──────── Records for the task

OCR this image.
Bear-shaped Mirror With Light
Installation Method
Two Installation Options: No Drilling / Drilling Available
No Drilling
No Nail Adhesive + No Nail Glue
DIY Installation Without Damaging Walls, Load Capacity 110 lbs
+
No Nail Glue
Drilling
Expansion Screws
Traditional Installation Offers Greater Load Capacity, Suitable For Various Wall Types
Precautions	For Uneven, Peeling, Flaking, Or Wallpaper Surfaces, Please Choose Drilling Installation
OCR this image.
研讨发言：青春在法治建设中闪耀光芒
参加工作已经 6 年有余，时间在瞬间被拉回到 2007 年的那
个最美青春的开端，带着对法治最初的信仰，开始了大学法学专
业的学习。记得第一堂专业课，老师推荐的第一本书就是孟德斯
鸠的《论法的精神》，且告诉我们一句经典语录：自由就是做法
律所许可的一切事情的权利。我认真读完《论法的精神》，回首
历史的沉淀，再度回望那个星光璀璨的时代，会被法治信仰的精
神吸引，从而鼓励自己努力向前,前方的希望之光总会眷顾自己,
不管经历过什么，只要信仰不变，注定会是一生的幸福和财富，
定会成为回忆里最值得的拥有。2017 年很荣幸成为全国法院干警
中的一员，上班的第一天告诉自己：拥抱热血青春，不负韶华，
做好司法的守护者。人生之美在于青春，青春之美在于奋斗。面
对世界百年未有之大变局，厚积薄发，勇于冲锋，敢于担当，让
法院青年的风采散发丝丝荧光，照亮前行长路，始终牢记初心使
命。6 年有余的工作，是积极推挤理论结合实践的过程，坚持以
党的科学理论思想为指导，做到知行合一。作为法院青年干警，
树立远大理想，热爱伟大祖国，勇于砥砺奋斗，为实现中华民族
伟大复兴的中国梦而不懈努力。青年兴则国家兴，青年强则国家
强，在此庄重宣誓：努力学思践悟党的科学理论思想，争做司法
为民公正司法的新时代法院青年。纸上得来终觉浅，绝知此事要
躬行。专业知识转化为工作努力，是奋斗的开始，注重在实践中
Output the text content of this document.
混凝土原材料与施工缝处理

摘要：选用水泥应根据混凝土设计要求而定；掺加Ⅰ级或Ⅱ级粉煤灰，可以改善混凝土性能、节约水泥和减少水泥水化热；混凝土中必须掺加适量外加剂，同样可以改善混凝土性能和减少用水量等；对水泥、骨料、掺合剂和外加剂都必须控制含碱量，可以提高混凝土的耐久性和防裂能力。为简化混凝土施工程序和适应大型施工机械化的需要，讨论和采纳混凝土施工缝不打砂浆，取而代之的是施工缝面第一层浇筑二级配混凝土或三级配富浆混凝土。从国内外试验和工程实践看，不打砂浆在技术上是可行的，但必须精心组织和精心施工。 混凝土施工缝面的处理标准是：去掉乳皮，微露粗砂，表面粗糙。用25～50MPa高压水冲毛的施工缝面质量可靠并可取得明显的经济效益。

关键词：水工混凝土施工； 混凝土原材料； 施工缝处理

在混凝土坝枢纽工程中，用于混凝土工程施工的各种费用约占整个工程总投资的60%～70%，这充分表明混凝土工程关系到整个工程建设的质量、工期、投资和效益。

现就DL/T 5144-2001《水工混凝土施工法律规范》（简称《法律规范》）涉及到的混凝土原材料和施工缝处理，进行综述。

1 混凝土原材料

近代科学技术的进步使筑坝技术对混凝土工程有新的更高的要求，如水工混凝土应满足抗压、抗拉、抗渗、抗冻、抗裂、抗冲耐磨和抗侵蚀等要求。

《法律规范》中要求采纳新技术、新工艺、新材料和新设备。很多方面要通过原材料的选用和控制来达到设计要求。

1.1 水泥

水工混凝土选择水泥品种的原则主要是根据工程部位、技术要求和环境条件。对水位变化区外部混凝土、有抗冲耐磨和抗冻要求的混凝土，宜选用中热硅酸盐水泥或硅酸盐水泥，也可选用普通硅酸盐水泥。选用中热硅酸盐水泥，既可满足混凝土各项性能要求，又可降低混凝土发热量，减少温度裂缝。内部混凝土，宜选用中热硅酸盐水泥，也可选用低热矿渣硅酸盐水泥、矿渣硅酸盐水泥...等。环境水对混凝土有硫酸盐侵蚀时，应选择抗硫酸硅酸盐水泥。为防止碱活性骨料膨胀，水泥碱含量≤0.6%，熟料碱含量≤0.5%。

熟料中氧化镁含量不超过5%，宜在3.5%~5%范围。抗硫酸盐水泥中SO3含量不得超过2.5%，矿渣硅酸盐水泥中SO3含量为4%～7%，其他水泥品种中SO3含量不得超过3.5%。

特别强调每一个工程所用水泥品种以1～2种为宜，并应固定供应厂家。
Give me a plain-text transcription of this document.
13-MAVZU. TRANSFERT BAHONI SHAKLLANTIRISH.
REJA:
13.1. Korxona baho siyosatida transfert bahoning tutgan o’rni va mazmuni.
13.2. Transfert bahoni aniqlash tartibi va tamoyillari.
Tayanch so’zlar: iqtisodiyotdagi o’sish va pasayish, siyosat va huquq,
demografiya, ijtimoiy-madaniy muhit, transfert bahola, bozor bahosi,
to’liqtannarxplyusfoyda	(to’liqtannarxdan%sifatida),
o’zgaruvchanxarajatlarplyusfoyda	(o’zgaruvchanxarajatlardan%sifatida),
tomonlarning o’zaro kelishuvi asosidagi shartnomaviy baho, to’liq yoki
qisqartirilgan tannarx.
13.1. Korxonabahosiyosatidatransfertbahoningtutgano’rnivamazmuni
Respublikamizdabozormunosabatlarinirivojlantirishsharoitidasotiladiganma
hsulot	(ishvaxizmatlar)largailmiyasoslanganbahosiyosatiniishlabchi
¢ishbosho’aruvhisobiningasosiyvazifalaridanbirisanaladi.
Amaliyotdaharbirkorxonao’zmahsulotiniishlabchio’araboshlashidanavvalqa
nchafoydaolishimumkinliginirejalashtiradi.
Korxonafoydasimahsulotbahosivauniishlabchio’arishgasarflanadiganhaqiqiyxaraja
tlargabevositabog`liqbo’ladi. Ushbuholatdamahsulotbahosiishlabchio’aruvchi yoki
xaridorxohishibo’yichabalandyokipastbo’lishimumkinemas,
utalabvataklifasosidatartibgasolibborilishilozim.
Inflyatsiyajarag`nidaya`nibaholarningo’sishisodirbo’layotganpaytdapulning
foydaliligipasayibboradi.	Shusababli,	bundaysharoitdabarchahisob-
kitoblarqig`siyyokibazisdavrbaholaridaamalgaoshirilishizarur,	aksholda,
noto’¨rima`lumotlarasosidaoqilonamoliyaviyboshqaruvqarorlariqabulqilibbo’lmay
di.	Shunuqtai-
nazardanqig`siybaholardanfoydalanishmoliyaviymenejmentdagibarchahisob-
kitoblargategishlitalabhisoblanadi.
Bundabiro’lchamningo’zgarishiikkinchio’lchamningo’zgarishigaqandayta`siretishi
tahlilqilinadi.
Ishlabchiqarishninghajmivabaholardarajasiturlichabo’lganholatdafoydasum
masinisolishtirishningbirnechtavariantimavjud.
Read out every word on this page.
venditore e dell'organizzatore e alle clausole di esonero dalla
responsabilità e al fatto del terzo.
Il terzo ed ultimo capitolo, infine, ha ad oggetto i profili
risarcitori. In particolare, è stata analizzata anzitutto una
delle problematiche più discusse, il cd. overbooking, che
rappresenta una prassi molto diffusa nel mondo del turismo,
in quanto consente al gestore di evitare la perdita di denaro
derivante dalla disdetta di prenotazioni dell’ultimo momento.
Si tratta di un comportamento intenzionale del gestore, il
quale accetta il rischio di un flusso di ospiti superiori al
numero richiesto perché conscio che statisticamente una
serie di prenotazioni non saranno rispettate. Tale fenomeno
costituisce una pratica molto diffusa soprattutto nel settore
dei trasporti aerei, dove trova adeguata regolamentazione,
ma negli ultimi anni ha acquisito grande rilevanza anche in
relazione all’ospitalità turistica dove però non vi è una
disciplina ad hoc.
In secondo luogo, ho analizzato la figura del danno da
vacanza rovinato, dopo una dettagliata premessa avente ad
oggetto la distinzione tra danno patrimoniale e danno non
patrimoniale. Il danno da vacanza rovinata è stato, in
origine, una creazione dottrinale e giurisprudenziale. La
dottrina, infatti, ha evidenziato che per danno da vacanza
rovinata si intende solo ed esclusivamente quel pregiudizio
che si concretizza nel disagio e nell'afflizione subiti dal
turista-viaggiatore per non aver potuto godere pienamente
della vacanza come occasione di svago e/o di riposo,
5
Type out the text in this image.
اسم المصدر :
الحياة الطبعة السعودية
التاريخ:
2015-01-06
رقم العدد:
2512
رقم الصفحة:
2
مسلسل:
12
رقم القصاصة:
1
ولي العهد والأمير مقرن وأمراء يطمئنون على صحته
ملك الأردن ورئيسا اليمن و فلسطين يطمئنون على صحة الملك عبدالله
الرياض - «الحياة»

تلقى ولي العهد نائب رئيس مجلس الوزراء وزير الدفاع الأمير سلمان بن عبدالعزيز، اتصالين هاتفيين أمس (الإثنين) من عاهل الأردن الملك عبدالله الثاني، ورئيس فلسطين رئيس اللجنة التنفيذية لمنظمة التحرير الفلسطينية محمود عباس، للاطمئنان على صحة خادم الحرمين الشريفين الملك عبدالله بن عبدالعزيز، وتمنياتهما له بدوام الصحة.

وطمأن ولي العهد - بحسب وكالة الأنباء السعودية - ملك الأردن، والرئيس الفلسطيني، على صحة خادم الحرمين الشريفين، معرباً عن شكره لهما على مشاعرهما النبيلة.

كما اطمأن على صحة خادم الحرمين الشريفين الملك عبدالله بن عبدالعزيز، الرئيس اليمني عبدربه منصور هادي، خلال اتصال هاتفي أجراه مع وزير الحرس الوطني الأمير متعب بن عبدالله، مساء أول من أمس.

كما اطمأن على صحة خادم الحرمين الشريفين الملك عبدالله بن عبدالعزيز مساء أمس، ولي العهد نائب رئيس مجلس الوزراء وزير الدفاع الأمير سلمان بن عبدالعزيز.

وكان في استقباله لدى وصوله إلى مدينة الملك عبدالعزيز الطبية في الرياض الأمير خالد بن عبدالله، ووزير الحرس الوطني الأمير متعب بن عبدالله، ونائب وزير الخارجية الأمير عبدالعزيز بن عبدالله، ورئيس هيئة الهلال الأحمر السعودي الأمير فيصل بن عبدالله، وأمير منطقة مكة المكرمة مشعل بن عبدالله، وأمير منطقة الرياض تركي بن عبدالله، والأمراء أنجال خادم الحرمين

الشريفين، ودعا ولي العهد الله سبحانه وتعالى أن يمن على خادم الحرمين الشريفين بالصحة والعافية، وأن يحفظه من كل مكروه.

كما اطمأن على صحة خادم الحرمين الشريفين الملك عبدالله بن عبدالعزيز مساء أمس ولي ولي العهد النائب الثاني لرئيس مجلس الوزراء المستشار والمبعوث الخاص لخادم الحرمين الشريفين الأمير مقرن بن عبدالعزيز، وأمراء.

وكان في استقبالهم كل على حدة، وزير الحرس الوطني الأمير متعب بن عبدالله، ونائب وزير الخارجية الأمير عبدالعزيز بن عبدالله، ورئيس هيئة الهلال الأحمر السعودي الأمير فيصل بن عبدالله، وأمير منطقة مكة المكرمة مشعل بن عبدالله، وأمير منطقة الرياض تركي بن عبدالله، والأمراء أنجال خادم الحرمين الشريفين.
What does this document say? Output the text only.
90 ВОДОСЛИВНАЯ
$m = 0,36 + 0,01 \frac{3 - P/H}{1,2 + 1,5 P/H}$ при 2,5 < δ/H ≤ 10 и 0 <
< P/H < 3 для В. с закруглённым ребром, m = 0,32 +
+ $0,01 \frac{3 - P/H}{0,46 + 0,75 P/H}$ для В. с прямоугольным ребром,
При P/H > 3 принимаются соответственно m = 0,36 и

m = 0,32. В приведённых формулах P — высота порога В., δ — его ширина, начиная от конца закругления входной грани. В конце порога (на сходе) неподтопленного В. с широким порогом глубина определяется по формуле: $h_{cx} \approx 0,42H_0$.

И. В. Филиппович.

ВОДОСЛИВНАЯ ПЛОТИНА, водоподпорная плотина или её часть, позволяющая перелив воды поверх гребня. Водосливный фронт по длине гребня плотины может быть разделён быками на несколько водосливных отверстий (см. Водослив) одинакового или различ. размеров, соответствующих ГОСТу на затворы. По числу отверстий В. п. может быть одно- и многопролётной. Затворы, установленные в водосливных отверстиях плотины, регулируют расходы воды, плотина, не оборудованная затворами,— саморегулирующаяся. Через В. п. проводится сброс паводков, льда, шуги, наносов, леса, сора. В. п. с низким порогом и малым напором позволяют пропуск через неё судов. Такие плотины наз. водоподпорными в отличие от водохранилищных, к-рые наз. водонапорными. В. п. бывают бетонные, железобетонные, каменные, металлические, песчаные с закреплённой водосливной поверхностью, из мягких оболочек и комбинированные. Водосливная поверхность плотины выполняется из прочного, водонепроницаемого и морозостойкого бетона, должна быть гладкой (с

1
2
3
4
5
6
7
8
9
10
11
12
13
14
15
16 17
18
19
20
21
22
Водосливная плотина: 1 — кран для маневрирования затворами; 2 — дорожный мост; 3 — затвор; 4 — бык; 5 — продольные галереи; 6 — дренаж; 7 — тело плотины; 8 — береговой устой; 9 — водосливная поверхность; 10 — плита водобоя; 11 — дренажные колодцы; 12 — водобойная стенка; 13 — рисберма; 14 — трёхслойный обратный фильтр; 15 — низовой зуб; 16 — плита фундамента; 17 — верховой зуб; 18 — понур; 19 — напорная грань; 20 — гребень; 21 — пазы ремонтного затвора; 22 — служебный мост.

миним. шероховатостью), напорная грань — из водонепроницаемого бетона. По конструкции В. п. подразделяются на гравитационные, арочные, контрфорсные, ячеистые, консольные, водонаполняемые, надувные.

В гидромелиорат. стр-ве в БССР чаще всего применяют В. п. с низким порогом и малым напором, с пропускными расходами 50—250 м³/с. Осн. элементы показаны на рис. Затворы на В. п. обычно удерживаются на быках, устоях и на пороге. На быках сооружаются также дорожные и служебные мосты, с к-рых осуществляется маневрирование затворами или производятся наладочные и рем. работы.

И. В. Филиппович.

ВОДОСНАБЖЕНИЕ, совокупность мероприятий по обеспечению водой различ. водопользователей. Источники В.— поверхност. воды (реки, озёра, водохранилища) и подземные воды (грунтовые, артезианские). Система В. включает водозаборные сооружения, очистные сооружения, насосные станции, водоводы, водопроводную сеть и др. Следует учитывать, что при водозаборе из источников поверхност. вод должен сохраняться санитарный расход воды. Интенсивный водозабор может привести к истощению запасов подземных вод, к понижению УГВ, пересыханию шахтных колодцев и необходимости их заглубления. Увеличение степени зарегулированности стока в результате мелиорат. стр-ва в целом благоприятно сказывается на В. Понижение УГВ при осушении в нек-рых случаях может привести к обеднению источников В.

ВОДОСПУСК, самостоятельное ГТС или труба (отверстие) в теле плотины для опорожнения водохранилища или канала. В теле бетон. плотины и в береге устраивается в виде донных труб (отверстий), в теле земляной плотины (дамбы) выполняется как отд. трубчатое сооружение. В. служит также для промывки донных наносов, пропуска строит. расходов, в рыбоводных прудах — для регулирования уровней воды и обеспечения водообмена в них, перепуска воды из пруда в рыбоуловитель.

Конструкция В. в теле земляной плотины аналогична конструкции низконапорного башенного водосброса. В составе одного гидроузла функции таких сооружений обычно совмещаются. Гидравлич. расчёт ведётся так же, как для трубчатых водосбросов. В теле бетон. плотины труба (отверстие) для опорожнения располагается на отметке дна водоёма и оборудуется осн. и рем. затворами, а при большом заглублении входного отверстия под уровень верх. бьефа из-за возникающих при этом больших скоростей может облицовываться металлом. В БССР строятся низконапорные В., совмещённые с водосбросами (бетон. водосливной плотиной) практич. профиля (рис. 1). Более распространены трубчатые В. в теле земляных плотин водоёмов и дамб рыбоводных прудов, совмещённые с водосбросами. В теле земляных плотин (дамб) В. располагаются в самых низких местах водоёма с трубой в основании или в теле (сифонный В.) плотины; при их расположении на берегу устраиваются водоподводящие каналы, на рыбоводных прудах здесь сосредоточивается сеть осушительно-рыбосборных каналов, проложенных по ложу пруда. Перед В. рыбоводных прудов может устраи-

────────────────

## Written exercise
Count the lines in the records above that contain the word "dalla", and give only the number.

## Completed exercise
2